■ **CHALLENGE**: Copy all lines holding the word "企业高管安全责任内部审计风险管理研究" from the entries.

________________

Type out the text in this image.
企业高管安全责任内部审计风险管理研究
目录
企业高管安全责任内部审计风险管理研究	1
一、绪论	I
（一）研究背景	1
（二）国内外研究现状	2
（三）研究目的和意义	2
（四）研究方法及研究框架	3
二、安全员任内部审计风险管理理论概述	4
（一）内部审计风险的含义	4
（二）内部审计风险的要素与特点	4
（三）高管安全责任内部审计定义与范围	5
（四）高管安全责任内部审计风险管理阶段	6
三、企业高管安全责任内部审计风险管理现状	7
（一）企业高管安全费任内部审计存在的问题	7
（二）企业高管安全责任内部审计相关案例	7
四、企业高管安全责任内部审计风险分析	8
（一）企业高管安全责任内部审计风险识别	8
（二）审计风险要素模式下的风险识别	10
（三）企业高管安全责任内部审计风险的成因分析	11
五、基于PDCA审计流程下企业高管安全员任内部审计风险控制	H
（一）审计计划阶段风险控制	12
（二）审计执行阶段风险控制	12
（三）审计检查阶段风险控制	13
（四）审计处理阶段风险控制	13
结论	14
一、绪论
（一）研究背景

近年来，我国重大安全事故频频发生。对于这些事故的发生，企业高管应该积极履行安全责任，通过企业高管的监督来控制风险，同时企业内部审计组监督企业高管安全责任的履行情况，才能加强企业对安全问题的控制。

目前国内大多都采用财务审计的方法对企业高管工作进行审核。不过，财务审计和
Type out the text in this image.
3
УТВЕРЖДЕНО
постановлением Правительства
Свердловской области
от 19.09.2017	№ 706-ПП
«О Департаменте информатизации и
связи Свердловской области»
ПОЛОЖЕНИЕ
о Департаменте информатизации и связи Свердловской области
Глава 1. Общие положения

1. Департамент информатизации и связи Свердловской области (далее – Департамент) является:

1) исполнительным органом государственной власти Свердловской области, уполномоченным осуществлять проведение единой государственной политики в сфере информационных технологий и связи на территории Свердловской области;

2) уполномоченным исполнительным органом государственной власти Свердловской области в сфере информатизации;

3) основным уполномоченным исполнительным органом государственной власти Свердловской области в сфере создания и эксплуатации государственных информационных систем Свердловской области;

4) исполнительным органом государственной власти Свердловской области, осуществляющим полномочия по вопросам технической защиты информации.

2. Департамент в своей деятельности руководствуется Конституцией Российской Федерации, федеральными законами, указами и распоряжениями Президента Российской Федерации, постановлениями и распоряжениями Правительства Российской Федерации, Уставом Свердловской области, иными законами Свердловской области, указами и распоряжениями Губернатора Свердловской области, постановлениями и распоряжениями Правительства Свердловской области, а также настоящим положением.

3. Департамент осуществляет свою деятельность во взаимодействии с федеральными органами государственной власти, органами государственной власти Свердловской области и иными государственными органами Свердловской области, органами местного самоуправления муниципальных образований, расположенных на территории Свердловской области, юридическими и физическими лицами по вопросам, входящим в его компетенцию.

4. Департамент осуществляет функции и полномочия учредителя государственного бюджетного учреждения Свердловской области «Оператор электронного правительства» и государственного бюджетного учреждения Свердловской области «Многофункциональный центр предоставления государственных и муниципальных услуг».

________________

■ **CORRECT OUTPUT**:
企业高管安全责任内部审计风险管理研究
企业高管安全责任内部审计风险管理研究	1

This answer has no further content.